__The problem__
Transcribe all the entries word for word, but omit the images.

[Part of a data file]
--------------------------------

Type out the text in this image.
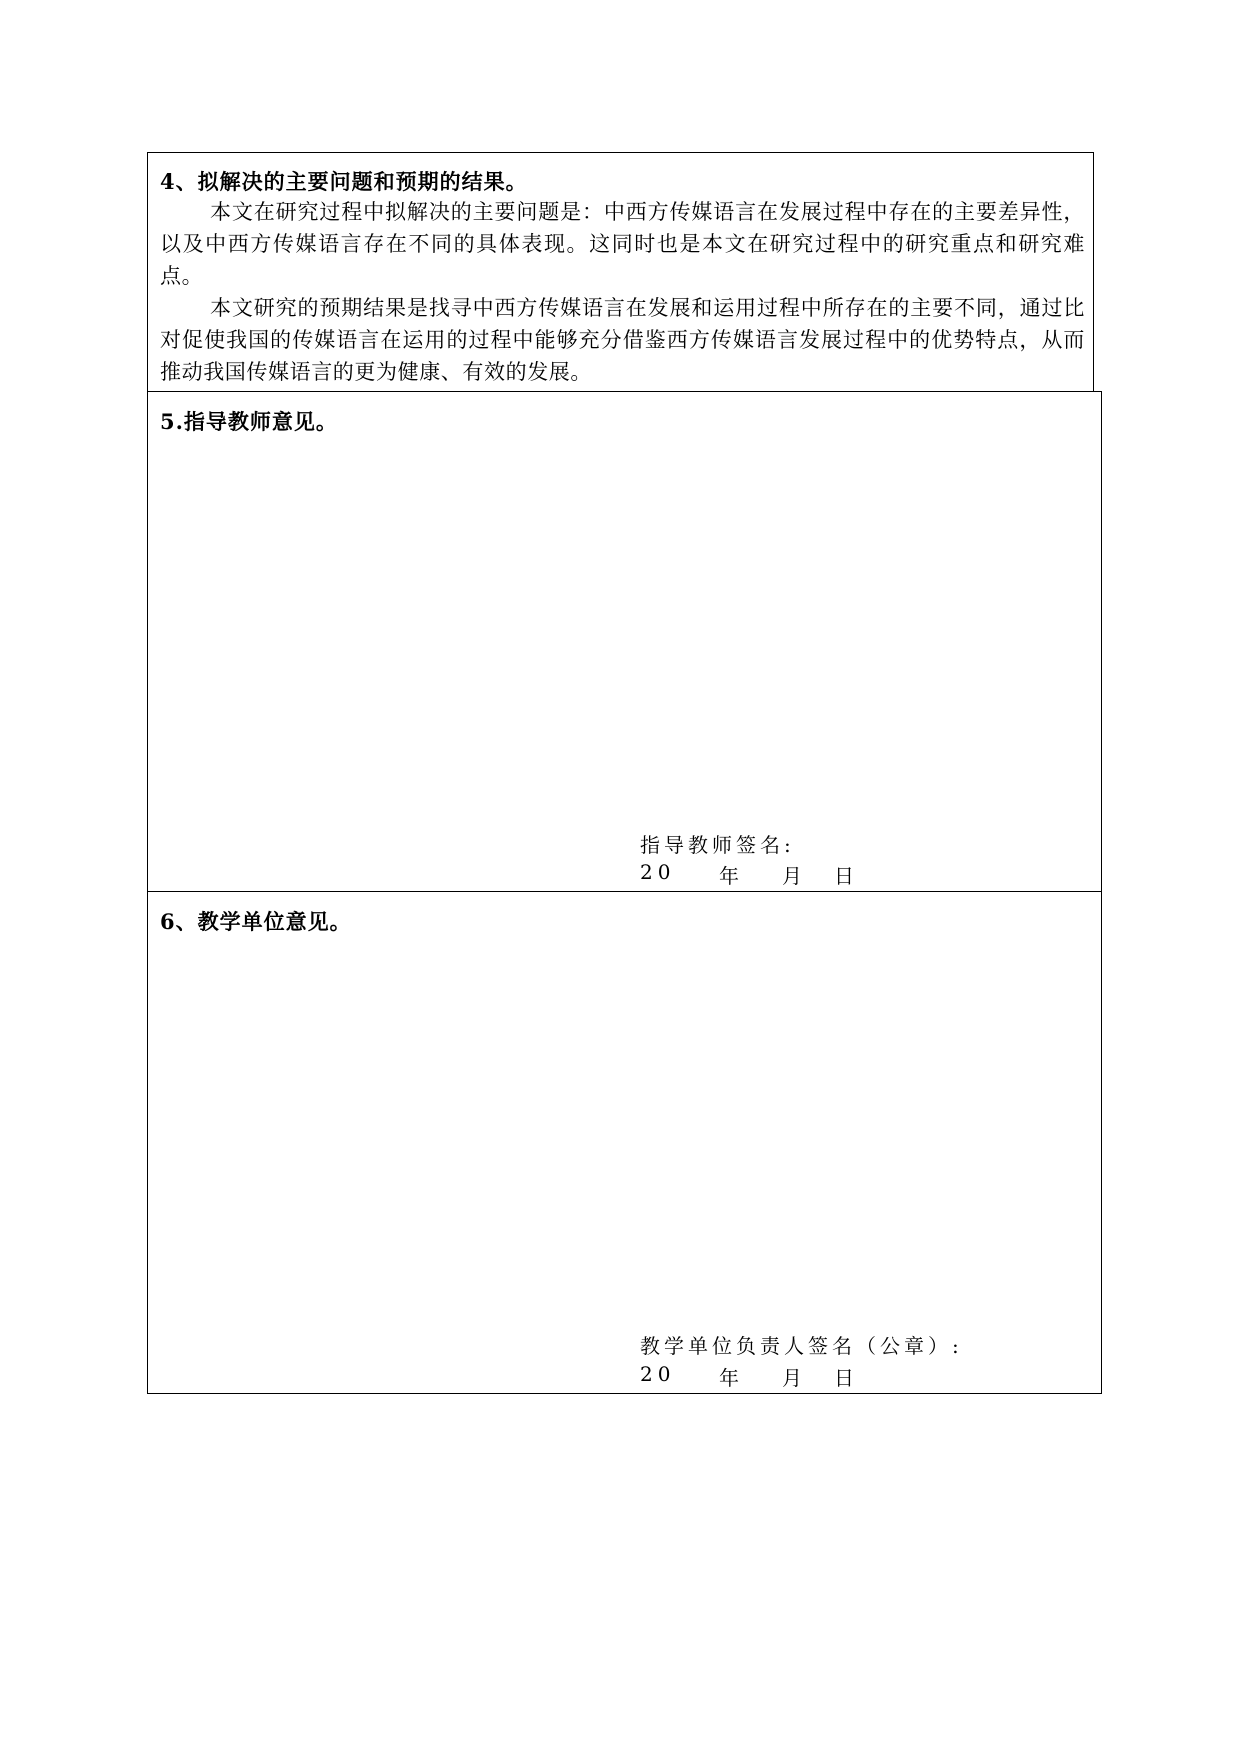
4、拟解决的主要问题和预期的结果。

本文在研究过程中拟解决的主要问题是：中西方传媒语言在发展过程中存在的主要差异性，以及中西方传媒语言存在不同的具体表现。这同时也是本文在研究过程中的研究重点和研究难点。

本文研究的预期结果是找寻中西方传媒语言在发展和运用过程中所存在的主要不同，通过比对促使我国的传媒语言在运用的过程中能够充分借鉴西方传媒语言发展过程中的优势特点，从而推动我国传媒语言的更为健康、有效的发展。

5.指导教师意见。
指导教师签名:
20 年 月 日
6、教学单位意见。
教学单位负责人签名（公章）:
20 年 月 日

--------------------------------

__Correct answer__
Type out the text in this image.
4、拟解决的主要问题和预期的结果。

本文在研究过程中拟解决的主要问题是：中西方传媒语言在发展过程中存在的主要差异性，以及中西方传媒语言存在不同的具体表现。这同时也是本文在研究过程中的研究重点和研究难点。

本文研究的预期结果是找寻中西方传媒语言在发展和运用过程中所存在的主要不同，通过比对促使我国的传媒语言在运用的过程中能够充分借鉴西方传媒语言发展过程中的优势特点，从而推动我国传媒语言的更为健康、有效的发展。

5.指导教师意见。
指导教师签名:
20 年 月 日
6、教学单位意见。
教学单位负责人签名（公章）:
20 年 月 日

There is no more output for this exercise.